>> BEGIN Given information

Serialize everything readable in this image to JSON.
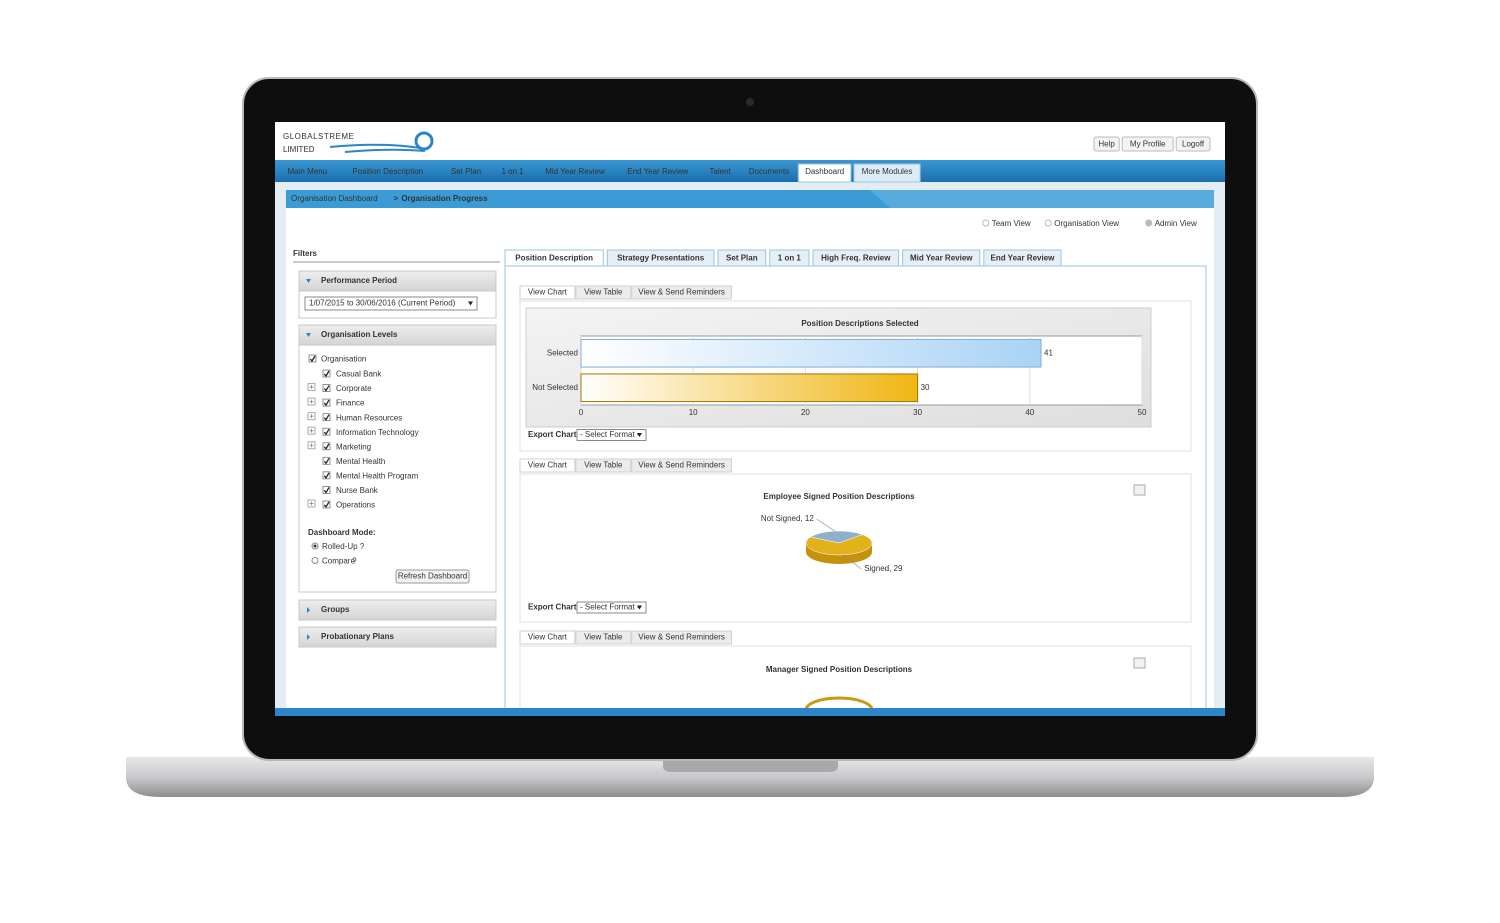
{
  "header": {
    "logo": [
      "GLOBALSTREME",
      "LIMITED"
    ],
    "buttons": [
      "Help",
      "My Profile",
      "Logoff"
    ]
  },
  "nav": {
    "items": [
      "Main Menu",
      "Position Description",
      "Set Plan",
      "1 on 1",
      "Mid Year Review",
      "End Year Review",
      "Talent",
      "Documents",
      "Dashboard",
      "More Modules"
    ],
    "active_index": 8
  },
  "breadcrumb": {
    "parent": "Organisation Dashboard",
    "separator": ">",
    "current": "Organisation Progress"
  },
  "view_options": {
    "items": [
      "Team View",
      "Organisation View",
      "Admin View"
    ],
    "selected_index": 2
  },
  "filters": {
    "title": "Filters",
    "performance": {
      "header": "Performance Period",
      "period": "1/07/2015 to 30/06/2016 (Current Period)"
    },
    "levels": {
      "header": "Organisation Levels",
      "root": "Organisation",
      "children": [
        {
          "name": "Casual Bank",
          "expandable": false
        },
        {
          "name": "Corporate",
          "expandable": true
        },
        {
          "name": "Finance",
          "expandable": true
        },
        {
          "name": "Human Resources",
          "expandable": true
        },
        {
          "name": "Information Technology",
          "expandable": true
        },
        {
          "name": "Marketing",
          "expandable": true
        },
        {
          "name": "Mental Health",
          "expandable": false
        },
        {
          "name": "Mental Health Program",
          "expandable": false
        },
        {
          "name": "Nurse Bank",
          "expandable": false
        },
        {
          "name": "Operations",
          "expandable": true
        }
      ],
      "mode_label": "Dashboard Mode:",
      "modes": [
        {
          "label": "Rolled-Up",
          "help": "?"
        },
        {
          "label": "Compare",
          "help": "?"
        }
      ],
      "mode_selected_index": 0,
      "refresh": "Refresh Dashboard"
    },
    "groups": "Groups",
    "probationary": "Probationary Plans"
  },
  "tabs": {
    "items": [
      "Position Description",
      "Strategy Presentations",
      "Set Plan",
      "1 on 1",
      "High Freq. Review",
      "Mid Year Review",
      "End Year Review"
    ],
    "active_index": 0
  },
  "panels": [
    {
      "subtabs": [
        "View Chart",
        "View Table",
        "View & Send Reminders"
      ],
      "export_label": "Export Chart:",
      "export_select": "- Select Format -"
    },
    {
      "subtabs": [
        "View Chart",
        "View Table",
        "View & Send Reminders"
      ],
      "export_label": "Export Chart:",
      "export_select": "- Select Format -"
    },
    {
      "subtabs": [
        "View Chart",
        "View Table",
        "View & Send Reminders"
      ]
    }
  ],
  "chart_data": [
    {
      "type": "bar",
      "orientation": "horizontal",
      "title": "Position Descriptions Selected",
      "categories": [
        "Selected",
        "Not Selected"
      ],
      "values": [
        41,
        30
      ],
      "colors": [
        "#a9d3f5",
        "#f0b614"
      ],
      "xlim": [
        0,
        50
      ],
      "xticks": [
        0,
        10,
        20,
        30,
        40,
        50
      ],
      "grid": true
    },
    {
      "type": "pie",
      "title": "Employee Signed Position Descriptions",
      "categories": [
        "Not Signed",
        "Signed"
      ],
      "values": [
        12,
        29
      ],
      "value_labels": [
        "Not Signed, 12",
        "Signed, 29"
      ],
      "colors": [
        "#8fb0cc",
        "#e2b21c"
      ]
    },
    {
      "type": "pie",
      "title": "Manager Signed Position Descriptions"
    }
  ]
}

>> END Given information

▶ Task requirements
Go through the listing above and quote it exactly, apart from its images.

▶ Reply
Serialize everything readable in this image to JSON.
{
  "header": {
    "logo": [
      "GLOBALSTREME",
      "LIMITED"
    ],
    "buttons": [
      "Help",
      "My Profile",
      "Logoff"
    ]
  },
  "nav": {
    "items": [
      "Main Menu",
      "Position Description",
      "Set Plan",
      "1 on 1",
      "Mid Year Review",
      "End Year Review",
      "Talent",
      "Documents",
      "Dashboard",
      "More Modules"
    ],
    "active_index": 8
  },
  "breadcrumb": {
    "parent": "Organisation Dashboard",
    "separator": ">",
    "current": "Organisation Progress"
  },
  "view_options": {
    "items": [
      "Team View",
      "Organisation View",
      "Admin View"
    ],
    "selected_index": 2
  },
  "filters": {
    "title": "Filters",
    "performance": {
      "header": "Performance Period",
      "period": "1/07/2015 to 30/06/2016 (Current Period)"
    },
    "levels": {
      "header": "Organisation Levels",
      "root": "Organisation",
      "children": [
        {
          "name": "Casual Bank",
          "expandable": false
        },
        {
          "name": "Corporate",
          "expandable": true
        },
        {
          "name": "Finance",
          "expandable": true
        },
        {
          "name": "Human Resources",
          "expandable": true
        },
        {
          "name": "Information Technology",
          "expandable": true
        },
        {
          "name": "Marketing",
          "expandable": true
        },
        {
          "name": "Mental Health",
          "expandable": false
        },
        {
          "name": "Mental Health Program",
          "expandable": false
        },
        {
          "name": "Nurse Bank",
          "expandable": false
        },
        {
          "name": "Operations",
          "expandable": true
        }
      ],
      "mode_label": "Dashboard Mode:",
      "modes": [
        {
          "label": "Rolled-Up",
          "help": "?"
        },
        {
          "label": "Compare",
          "help": "?"
        }
      ],
      "mode_selected_index": 0,
      "refresh": "Refresh Dashboard"
    },
    "groups": "Groups",
    "probationary": "Probationary Plans"
  },
  "tabs": {
    "items": [
      "Position Description",
      "Strategy Presentations",
      "Set Plan",
      "1 on 1",
      "High Freq. Review",
      "Mid Year Review",
      "End Year Review"
    ],
    "active_index": 0
  },
  "panels": [
    {
      "subtabs": [
        "View Chart",
        "View Table",
        "View & Send Reminders"
      ],
      "export_label": "Export Chart:",
      "export_select": "- Select Format -"
    },
    {
      "subtabs": [
        "View Chart",
        "View Table",
        "View & Send Reminders"
      ],
      "export_label": "Export Chart:",
      "export_select": "- Select Format -"
    },
    {
      "subtabs": [
        "View Chart",
        "View Table",
        "View & Send Reminders"
      ]
    }
  ],
  "chart_data": [
    {
      "type": "bar",
      "orientation": "horizontal",
      "title": "Position Descriptions Selected",
      "categories": [
        "Selected",
        "Not Selected"
      ],
      "values": [
        41,
        30
      ],
      "colors": [
        "#a9d3f5",
        "#f0b614"
      ],
      "xlim": [
        0,
        50
      ],
      "xticks": [
        0,
        10,
        20,
        30,
        40,
        50
      ],
      "grid": true
    },
    {
      "type": "pie",
      "title": "Employee Signed Position Descriptions",
      "categories": [
        "Not Signed",
        "Signed"
      ],
      "values": [
        12,
        29
      ],
      "value_labels": [
        "Not Signed, 12",
        "Signed, 29"
      ],
      "colors": [
        "#8fb0cc",
        "#e2b21c"
      ]
    },
    {
      "type": "pie",
      "title": "Manager Signed Position Descriptions"
    }
  ]
}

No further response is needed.